Below is a listing; reproduce each line of it exactly.

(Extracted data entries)

· · ·

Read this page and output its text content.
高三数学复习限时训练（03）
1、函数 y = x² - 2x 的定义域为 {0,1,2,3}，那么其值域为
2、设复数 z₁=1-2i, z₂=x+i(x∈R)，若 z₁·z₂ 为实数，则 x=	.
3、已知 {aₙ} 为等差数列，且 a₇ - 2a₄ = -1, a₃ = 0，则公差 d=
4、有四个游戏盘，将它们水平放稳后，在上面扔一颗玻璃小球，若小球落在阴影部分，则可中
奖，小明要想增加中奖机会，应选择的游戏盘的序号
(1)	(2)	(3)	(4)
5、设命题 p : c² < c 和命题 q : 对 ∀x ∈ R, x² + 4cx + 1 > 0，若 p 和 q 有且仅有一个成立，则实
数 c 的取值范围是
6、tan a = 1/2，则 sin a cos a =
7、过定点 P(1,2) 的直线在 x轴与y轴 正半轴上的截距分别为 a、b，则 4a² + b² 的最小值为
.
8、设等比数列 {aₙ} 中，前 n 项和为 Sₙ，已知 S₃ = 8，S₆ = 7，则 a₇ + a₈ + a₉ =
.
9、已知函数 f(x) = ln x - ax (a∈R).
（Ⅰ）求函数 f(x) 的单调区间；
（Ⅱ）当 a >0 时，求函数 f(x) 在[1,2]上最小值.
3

· · ·

Exercise answer →
Read this page and output its text content.
高三数学复习限时训练（03）
1、函数 y = x² - 2x 的定义域为 {0,1,2,3}，那么其值域为
2、设复数 z₁=1-2i, z₂=x+i(x∈R)，若 z₁·z₂ 为实数，则 x=	.
3、已知 {aₙ} 为等差数列，且 a₇ - 2a₄ = -1, a₃ = 0，则公差 d=
4、有四个游戏盘，将它们水平放稳后，在上面扔一颗玻璃小球，若小球落在阴影部分，则可中
奖，小明要想增加中奖机会，应选择的游戏盘的序号
(1)	(2)	(3)	(4)
5、设命题 p : c² < c 和命题 q : 对 ∀x ∈ R, x² + 4cx + 1 > 0，若 p 和 q 有且仅有一个成立，则实
数 c 的取值范围是
6、tan a = 1/2，则 sin a cos a =
7、过定点 P(1,2) 的直线在 x轴与y轴 正半轴上的截距分别为 a、b，则 4a² + b² 的最小值为
.
8、设等比数列 {aₙ} 中，前 n 项和为 Sₙ，已知 S₃ = 8，S₆ = 7，则 a₇ + a₈ + a₉ =
.
9、已知函数 f(x) = ln x - ax (a∈R).
（Ⅰ）求函数 f(x) 的单调区间；
（Ⅱ）当 a >0 时，求函数 f(x) 在[1,2]上最小值.
3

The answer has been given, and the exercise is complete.